Problem to solve: Output all lines exactly, with nothing added or dropped.

>> Begin

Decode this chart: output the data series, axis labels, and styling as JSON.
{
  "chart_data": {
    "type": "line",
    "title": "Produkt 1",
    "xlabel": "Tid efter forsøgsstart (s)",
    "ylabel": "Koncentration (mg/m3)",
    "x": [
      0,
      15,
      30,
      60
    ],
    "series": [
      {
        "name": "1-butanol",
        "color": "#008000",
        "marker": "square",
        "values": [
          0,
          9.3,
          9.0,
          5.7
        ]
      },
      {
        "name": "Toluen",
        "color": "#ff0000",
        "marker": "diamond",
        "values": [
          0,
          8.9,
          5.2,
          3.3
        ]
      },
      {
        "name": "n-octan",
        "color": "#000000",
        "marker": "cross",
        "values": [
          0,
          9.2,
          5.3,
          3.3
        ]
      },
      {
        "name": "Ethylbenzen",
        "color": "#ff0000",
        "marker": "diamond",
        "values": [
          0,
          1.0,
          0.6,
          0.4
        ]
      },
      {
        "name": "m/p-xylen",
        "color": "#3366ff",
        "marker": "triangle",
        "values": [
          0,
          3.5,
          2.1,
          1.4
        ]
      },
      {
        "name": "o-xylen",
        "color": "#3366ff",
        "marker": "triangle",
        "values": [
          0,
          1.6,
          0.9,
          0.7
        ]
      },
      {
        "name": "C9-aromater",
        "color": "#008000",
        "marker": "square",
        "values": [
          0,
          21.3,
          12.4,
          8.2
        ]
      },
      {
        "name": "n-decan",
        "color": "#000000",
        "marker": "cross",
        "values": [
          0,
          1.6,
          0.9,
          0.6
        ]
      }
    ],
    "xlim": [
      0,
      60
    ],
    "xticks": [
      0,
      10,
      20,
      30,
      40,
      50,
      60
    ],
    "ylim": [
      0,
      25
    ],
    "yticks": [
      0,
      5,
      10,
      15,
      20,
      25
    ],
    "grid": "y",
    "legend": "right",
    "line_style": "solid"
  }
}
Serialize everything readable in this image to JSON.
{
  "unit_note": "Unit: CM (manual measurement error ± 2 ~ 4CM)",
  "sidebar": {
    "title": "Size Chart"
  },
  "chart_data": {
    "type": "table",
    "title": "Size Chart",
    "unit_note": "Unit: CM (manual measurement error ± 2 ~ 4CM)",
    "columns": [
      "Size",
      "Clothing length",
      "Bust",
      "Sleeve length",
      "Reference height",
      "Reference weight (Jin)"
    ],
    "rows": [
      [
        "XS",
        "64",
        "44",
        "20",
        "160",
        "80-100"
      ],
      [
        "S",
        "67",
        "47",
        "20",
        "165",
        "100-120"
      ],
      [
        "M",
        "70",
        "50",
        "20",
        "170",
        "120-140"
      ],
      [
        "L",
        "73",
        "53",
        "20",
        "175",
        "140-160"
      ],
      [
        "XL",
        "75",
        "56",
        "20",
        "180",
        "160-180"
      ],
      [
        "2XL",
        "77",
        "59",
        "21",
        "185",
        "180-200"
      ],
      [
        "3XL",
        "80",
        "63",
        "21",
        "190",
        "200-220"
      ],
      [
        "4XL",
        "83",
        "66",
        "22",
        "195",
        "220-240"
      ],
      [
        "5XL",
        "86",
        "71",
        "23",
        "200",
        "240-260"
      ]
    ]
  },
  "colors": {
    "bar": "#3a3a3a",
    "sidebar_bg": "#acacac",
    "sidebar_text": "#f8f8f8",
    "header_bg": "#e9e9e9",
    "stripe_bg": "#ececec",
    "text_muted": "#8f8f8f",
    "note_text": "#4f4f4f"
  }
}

>> End

The solution:
Decode this chart: output the data series, axis labels, and styling as JSON.
{
  "chart_data": {
    "type": "line",
    "title": "Produkt 1",
    "xlabel": "Tid efter forsøgsstart (s)",
    "ylabel": "Koncentration (mg/m3)",
    "x": [
      0,
      15,
      30,
      60
    ],
    "series": [
      {
        "name": "1-butanol",
        "color": "#008000",
        "marker": "square",
        "values": [
          0,
          9.3,
          9.0,
          5.7
        ]
      },
      {
        "name": "Toluen",
        "color": "#ff0000",
        "marker": "diamond",
        "values": [
          0,
          8.9,
          5.2,
          3.3
        ]
      },
      {
        "name": "n-octan",
        "color": "#000000",
        "marker": "cross",
        "values": [
          0,
          9.2,
          5.3,
          3.3
        ]
      },
      {
        "name": "Ethylbenzen",
        "color": "#ff0000",
        "marker": "diamond",
        "values": [
          0,
          1.0,
          0.6,
          0.4
        ]
      },
      {
        "name": "m/p-xylen",
        "color": "#3366ff",
        "marker": "triangle",
        "values": [
          0,
          3.5,
          2.1,
          1.4
        ]
      },
      {
        "name": "o-xylen",
        "color": "#3366ff",
        "marker": "triangle",
        "values": [
          0,
          1.6,
          0.9,
          0.7
        ]
      },
      {
        "name": "C9-aromater",
        "color": "#008000",
        "marker": "square",
        "values": [
          0,
          21.3,
          12.4,
          8.2
        ]
      },
      {
        "name": "n-decan",
        "color": "#000000",
        "marker": "cross",
        "values": [
          0,
          1.6,
          0.9,
          0.6
        ]
      }
    ],
    "xlim": [
      0,
      60
    ],
    "xticks": [
      0,
      10,
      20,
      30,
      40,
      50,
      60
    ],
    "ylim": [
      0,
      25
    ],
    "yticks": [
      0,
      5,
      10,
      15,
      20,
      25
    ],
    "grid": "y",
    "legend": "right",
    "line_style": "solid"
  }
}
Serialize everything readable in this image to JSON.
{
  "unit_note": "Unit: CM (manual measurement error ± 2 ~ 4CM)",
  "sidebar": {
    "title": "Size Chart"
  },
  "chart_data": {
    "type": "table",
    "title": "Size Chart",
    "unit_note": "Unit: CM (manual measurement error ± 2 ~ 4CM)",
    "columns": [
      "Size",
      "Clothing length",
      "Bust",
      "Sleeve length",
      "Reference height",
      "Reference weight (Jin)"
    ],
    "rows": [
      [
        "XS",
        "64",
        "44",
        "20",
        "160",
        "80-100"
      ],
      [
        "S",
        "67",
        "47",
        "20",
        "165",
        "100-120"
      ],
      [
        "M",
        "70",
        "50",
        "20",
        "170",
        "120-140"
      ],
      [
        "L",
        "73",
        "53",
        "20",
        "175",
        "140-160"
      ],
      [
        "XL",
        "75",
        "56",
        "20",
        "180",
        "160-180"
      ],
      [
        "2XL",
        "77",
        "59",
        "21",
        "185",
        "180-200"
      ],
      [
        "3XL",
        "80",
        "63",
        "21",
        "190",
        "200-220"
      ],
      [
        "4XL",
        "83",
        "66",
        "22",
        "195",
        "220-240"
      ],
      [
        "5XL",
        "86",
        "71",
        "23",
        "200",
        "240-260"
      ]
    ]
  },
  "colors": {
    "bar": "#3a3a3a",
    "sidebar_bg": "#acacac",
    "sidebar_text": "#f8f8f8",
    "header_bg": "#e9e9e9",
    "stripe_bg": "#ececec",
    "text_muted": "#8f8f8f",
    "note_text": "#4f4f4f"
  }
}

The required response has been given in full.